_Requirements_:
Report only the number of lines holding "ylabel".

Records about charts and figures
_____

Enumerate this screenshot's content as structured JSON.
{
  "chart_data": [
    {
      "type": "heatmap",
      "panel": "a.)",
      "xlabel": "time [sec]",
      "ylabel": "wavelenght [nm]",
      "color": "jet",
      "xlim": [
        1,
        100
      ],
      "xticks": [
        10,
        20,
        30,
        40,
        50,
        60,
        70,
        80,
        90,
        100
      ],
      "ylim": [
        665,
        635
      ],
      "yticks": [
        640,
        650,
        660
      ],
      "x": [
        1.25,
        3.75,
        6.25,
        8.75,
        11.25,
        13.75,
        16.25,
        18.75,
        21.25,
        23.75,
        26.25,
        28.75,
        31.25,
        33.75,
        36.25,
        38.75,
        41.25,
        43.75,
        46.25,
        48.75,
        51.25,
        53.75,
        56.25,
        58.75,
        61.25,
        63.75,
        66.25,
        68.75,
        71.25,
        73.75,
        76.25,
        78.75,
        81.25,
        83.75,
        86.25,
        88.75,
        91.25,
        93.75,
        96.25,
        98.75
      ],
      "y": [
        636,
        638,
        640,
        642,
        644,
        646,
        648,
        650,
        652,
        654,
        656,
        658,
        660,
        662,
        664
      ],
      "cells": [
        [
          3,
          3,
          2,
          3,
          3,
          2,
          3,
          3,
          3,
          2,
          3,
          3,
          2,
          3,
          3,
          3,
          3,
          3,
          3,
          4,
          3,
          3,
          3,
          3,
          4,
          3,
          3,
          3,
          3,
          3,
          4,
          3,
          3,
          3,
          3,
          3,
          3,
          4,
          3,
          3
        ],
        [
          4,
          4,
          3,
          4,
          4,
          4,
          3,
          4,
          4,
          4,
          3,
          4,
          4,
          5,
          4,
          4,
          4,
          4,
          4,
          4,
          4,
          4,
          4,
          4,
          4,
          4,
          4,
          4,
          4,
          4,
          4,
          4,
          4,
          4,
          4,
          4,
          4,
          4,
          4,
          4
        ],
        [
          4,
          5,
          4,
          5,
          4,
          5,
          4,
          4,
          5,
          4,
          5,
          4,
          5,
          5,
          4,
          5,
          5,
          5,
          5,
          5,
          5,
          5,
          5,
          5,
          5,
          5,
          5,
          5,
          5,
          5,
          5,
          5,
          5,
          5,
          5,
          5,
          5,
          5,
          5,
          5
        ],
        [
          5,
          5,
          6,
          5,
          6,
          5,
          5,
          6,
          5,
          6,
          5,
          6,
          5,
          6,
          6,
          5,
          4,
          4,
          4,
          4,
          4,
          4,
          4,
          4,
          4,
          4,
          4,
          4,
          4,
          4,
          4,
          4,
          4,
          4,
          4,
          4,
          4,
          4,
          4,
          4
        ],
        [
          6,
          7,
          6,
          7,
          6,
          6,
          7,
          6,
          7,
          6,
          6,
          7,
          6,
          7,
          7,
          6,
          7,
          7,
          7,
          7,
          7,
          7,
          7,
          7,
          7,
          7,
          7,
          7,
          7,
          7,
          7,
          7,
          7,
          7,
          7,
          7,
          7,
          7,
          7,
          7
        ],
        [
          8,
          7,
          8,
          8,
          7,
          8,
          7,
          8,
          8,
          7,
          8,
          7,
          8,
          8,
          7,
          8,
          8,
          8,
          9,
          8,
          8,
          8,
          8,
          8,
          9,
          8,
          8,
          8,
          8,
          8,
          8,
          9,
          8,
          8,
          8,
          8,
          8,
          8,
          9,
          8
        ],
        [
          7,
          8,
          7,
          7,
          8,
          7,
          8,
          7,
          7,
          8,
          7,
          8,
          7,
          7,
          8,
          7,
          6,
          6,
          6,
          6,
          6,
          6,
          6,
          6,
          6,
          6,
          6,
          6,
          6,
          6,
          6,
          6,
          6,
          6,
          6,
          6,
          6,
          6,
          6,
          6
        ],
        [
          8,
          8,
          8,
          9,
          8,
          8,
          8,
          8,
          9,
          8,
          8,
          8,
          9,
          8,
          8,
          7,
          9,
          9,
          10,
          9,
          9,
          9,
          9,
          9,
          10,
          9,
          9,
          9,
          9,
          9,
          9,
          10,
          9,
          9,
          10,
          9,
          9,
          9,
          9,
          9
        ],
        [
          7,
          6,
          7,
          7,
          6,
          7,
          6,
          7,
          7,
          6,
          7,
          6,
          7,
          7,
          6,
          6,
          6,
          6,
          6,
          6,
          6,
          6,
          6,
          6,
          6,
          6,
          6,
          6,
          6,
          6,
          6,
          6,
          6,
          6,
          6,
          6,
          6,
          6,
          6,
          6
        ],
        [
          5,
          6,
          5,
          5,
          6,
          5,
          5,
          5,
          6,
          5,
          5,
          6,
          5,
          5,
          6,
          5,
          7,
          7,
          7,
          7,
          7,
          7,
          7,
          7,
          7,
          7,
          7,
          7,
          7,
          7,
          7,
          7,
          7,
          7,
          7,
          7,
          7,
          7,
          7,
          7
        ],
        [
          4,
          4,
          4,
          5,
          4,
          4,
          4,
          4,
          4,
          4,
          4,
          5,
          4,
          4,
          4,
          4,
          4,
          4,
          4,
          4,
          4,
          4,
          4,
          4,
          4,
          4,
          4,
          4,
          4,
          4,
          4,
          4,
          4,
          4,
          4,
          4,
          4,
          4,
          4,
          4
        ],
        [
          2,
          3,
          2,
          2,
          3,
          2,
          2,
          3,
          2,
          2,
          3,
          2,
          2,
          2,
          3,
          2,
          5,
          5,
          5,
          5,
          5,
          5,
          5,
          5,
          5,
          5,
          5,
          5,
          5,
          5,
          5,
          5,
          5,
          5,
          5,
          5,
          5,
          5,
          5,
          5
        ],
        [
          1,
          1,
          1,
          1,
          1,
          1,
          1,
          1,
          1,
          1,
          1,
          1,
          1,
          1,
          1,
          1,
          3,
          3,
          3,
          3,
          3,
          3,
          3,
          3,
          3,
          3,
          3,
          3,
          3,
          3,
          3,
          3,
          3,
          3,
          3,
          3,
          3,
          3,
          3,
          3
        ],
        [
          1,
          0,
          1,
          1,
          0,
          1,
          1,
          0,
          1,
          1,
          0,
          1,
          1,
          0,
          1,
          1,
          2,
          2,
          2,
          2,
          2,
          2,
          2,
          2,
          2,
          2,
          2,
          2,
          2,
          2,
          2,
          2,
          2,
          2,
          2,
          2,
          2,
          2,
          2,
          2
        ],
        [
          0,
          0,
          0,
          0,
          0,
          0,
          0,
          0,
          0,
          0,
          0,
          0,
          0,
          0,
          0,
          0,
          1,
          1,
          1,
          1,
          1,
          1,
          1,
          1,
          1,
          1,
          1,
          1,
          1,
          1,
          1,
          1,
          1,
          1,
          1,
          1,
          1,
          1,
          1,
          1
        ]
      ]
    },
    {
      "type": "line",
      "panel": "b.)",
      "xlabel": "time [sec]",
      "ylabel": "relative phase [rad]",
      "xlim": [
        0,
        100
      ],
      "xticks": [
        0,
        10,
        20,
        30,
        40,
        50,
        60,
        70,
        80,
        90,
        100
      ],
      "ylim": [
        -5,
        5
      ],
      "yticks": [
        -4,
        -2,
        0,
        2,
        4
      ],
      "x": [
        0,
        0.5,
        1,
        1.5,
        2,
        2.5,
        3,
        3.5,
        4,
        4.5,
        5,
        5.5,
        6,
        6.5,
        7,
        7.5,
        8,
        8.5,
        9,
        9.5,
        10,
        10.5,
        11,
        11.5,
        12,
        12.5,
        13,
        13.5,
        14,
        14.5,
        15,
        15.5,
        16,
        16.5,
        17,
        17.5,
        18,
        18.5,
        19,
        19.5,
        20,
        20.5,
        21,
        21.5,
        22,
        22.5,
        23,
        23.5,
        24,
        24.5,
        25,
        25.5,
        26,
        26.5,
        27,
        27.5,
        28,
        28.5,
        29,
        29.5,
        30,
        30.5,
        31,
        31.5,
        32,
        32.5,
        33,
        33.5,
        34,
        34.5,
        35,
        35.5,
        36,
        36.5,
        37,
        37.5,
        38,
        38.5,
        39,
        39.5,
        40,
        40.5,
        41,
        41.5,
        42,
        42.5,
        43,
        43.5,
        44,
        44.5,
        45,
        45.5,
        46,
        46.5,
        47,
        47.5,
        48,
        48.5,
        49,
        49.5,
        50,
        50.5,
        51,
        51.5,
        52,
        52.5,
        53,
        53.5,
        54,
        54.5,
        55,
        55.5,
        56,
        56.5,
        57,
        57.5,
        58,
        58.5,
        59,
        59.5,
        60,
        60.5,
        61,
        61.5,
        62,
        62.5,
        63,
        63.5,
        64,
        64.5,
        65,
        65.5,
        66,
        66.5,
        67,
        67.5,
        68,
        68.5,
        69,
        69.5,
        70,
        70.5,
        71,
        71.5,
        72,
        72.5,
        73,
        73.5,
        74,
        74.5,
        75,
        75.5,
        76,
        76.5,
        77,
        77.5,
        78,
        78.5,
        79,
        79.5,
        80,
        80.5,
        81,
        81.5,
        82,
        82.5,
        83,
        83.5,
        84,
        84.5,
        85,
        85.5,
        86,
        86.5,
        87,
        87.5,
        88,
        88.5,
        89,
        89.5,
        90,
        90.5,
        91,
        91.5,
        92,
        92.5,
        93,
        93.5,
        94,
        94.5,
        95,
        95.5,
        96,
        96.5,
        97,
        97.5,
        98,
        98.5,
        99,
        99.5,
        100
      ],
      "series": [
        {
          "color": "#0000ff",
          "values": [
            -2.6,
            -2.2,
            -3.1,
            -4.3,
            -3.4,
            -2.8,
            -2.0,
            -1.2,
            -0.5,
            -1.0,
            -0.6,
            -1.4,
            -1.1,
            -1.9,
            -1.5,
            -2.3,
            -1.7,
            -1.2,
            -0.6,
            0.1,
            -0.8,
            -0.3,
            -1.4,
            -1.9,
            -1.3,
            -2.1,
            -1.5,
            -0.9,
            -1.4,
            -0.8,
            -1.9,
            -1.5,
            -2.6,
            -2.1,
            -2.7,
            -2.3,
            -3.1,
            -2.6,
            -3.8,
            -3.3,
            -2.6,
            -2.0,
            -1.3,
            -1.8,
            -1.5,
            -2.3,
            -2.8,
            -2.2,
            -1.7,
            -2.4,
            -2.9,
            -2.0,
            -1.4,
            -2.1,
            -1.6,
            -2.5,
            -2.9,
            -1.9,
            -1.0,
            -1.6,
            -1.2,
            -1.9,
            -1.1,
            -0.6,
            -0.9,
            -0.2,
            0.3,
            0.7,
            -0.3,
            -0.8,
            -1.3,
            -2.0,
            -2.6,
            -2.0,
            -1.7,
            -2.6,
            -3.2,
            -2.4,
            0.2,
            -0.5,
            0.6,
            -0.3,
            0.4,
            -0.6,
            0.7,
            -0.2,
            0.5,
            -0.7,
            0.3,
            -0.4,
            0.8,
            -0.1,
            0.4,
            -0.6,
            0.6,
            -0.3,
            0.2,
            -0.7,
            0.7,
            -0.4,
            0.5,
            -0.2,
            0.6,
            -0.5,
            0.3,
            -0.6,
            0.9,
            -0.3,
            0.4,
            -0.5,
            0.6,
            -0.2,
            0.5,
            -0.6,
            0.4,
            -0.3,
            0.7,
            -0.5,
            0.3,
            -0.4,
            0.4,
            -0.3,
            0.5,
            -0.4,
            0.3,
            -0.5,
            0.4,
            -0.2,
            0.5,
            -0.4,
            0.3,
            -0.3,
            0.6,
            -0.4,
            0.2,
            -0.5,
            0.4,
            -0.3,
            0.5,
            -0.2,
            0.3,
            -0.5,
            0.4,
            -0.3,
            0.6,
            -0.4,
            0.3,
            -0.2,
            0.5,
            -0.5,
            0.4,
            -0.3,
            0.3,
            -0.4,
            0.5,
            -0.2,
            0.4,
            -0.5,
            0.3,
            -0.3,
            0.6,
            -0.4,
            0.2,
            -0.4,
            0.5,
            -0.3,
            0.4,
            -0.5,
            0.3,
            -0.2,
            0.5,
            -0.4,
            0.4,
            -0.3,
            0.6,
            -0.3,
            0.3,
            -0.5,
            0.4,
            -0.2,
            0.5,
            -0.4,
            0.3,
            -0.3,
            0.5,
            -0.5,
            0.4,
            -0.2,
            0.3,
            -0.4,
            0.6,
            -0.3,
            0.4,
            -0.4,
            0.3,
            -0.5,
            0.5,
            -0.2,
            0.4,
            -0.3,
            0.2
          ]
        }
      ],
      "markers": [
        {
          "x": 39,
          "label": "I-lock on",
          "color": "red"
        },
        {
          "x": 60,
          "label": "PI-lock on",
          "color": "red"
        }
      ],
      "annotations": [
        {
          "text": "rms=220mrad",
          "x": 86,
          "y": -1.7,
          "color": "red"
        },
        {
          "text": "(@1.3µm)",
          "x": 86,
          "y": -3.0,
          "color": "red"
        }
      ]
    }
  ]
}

_____

_Solution to the exercise_:
2